▸ **Request**
In the entries that follow, find the word "name" and report each line it is on.

▸ **Records for processing**
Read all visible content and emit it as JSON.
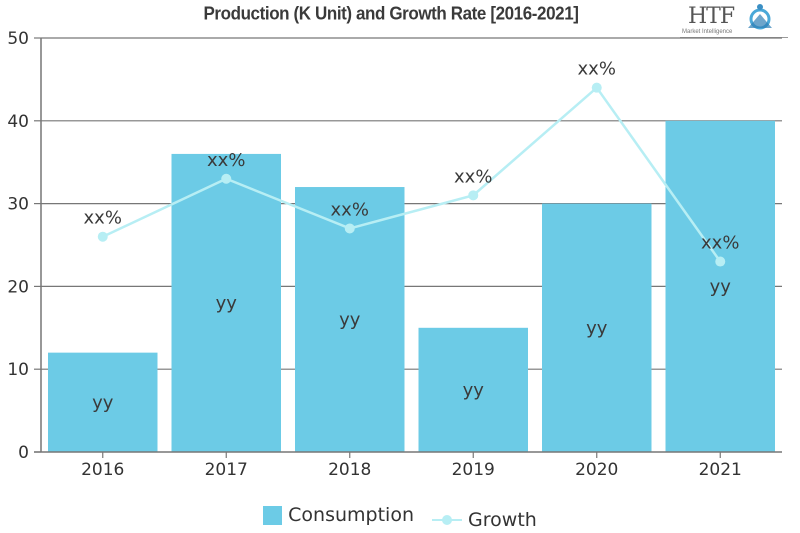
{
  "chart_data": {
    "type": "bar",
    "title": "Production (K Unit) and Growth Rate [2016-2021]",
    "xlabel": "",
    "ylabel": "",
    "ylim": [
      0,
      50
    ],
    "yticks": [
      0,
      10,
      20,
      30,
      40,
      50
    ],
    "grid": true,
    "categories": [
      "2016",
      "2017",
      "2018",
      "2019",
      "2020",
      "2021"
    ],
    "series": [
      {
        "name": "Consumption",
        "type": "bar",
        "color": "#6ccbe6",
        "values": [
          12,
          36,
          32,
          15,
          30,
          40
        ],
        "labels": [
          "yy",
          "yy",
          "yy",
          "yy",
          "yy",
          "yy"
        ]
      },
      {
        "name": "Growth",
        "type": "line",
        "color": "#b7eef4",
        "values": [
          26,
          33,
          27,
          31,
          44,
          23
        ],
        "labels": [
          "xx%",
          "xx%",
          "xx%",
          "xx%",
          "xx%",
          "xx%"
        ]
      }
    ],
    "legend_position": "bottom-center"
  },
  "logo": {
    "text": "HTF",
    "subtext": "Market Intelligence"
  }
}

--

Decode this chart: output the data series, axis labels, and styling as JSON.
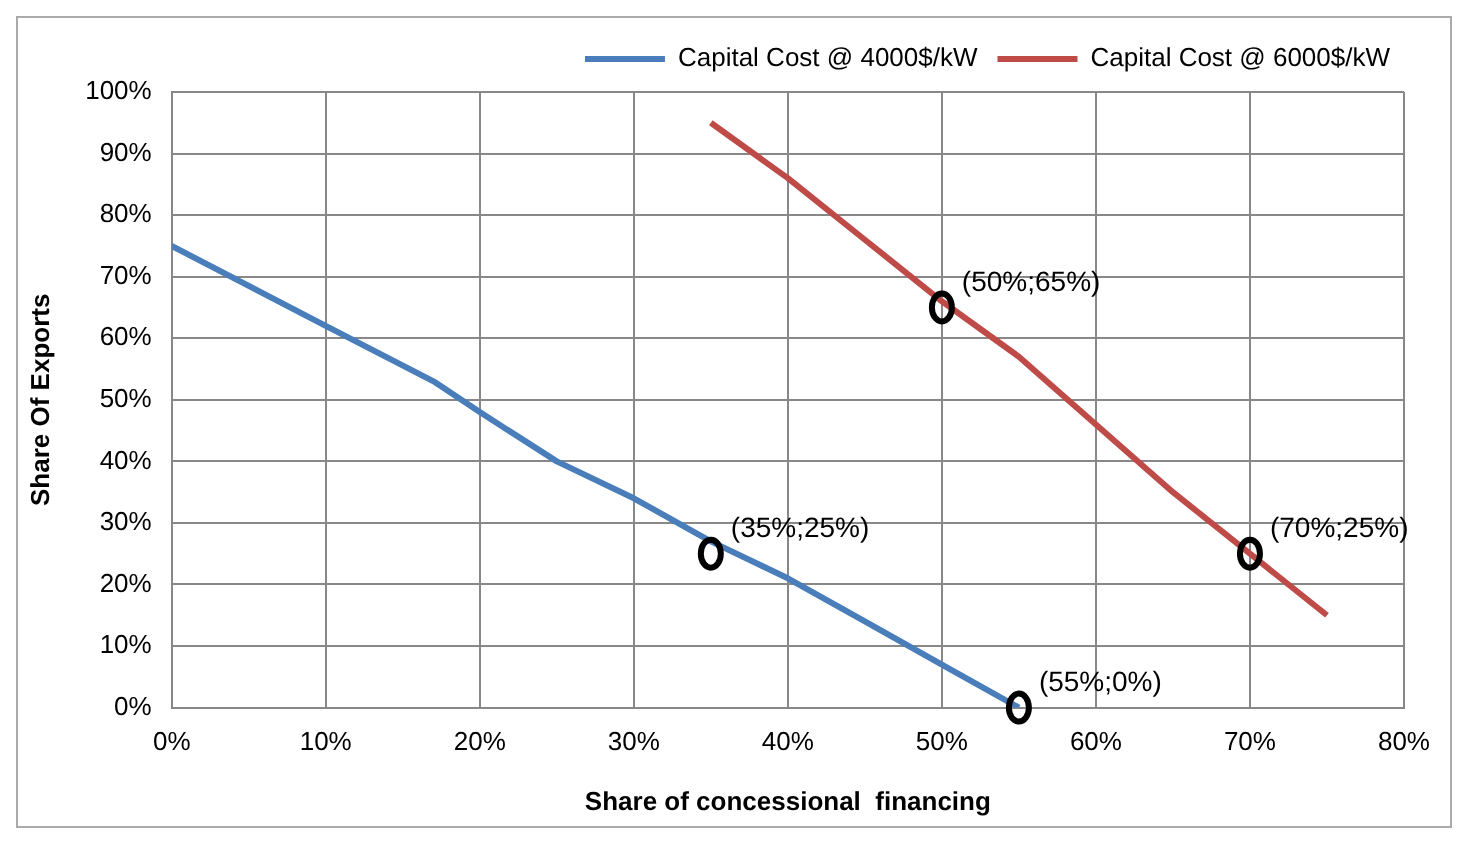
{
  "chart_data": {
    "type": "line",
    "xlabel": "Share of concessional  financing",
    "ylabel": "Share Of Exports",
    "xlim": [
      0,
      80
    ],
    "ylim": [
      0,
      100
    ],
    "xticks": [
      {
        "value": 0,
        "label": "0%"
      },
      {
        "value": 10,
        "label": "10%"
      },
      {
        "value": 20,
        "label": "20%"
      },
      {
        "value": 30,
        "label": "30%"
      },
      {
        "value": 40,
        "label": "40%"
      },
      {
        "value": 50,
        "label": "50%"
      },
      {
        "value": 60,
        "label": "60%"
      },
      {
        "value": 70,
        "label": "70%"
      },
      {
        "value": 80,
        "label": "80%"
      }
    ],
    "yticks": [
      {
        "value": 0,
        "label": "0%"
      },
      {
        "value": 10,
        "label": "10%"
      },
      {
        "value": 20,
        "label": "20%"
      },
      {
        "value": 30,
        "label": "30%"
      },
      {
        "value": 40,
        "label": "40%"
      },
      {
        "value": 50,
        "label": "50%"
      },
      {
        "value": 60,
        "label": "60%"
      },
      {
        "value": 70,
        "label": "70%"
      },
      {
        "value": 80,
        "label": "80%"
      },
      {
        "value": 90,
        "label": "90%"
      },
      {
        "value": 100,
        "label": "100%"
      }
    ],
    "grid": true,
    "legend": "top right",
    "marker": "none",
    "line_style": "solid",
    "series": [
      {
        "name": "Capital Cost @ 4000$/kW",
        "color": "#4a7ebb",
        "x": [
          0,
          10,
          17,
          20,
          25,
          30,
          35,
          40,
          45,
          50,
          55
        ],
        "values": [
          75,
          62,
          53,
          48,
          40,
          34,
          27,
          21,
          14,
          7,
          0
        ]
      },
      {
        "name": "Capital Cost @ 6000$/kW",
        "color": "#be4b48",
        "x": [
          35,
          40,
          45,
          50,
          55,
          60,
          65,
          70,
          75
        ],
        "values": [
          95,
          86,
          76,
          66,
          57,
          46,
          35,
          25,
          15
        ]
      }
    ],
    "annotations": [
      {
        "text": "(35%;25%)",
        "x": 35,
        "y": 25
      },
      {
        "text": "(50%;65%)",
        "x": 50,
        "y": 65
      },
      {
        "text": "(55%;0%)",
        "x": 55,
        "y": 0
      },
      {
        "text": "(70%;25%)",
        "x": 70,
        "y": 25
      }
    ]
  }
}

...

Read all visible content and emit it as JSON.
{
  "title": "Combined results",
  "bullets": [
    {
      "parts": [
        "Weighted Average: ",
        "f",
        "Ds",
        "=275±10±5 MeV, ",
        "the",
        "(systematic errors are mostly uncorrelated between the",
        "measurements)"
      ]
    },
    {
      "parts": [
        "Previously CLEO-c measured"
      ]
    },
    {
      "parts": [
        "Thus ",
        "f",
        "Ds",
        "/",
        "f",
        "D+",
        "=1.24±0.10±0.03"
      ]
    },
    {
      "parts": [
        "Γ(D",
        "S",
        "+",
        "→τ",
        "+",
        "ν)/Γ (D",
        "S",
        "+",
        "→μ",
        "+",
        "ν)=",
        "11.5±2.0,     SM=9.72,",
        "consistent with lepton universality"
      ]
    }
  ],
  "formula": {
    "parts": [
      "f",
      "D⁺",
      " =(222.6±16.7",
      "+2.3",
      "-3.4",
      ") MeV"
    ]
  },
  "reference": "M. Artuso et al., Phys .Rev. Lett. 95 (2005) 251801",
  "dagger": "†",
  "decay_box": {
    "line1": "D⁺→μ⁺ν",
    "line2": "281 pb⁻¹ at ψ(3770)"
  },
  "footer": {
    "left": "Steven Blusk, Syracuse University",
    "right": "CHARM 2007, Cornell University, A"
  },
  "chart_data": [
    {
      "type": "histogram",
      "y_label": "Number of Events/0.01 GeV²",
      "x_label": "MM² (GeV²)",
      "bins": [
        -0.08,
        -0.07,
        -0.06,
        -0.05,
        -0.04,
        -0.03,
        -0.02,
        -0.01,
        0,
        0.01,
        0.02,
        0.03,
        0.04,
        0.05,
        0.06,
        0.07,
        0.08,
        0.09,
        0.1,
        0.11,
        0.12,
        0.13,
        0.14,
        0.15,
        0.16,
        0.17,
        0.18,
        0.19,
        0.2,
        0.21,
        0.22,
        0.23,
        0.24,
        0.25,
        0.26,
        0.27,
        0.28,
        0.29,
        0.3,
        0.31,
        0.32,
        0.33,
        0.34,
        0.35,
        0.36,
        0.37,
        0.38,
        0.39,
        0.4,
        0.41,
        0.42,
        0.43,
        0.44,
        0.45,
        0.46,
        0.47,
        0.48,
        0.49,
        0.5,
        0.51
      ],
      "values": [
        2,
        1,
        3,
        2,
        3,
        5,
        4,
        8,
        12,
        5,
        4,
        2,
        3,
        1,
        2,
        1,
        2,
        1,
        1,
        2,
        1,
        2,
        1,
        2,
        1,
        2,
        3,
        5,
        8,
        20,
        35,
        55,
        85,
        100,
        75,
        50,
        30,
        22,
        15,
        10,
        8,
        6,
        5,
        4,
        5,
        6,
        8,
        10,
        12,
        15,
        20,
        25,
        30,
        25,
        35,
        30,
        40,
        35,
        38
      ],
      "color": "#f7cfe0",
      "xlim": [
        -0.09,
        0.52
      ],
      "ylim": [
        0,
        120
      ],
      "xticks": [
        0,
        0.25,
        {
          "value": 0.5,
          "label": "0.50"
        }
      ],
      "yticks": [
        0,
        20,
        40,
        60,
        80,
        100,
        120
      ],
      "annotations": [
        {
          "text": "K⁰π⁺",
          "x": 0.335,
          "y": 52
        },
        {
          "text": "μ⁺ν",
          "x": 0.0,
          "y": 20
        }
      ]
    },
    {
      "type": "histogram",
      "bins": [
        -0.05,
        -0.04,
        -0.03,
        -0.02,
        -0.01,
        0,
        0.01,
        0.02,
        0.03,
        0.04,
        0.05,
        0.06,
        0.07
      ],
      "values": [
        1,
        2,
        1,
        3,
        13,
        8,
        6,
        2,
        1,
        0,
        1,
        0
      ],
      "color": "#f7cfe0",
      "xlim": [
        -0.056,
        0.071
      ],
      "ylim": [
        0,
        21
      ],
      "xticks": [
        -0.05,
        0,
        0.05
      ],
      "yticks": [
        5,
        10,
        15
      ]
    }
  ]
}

▸ **Correct answer**
        "name": "Consumption",
        "name": "Growth",
        "name": "Capital Cost @ 4000$/kW",
        "name": "Capital Cost @ 6000$/kW",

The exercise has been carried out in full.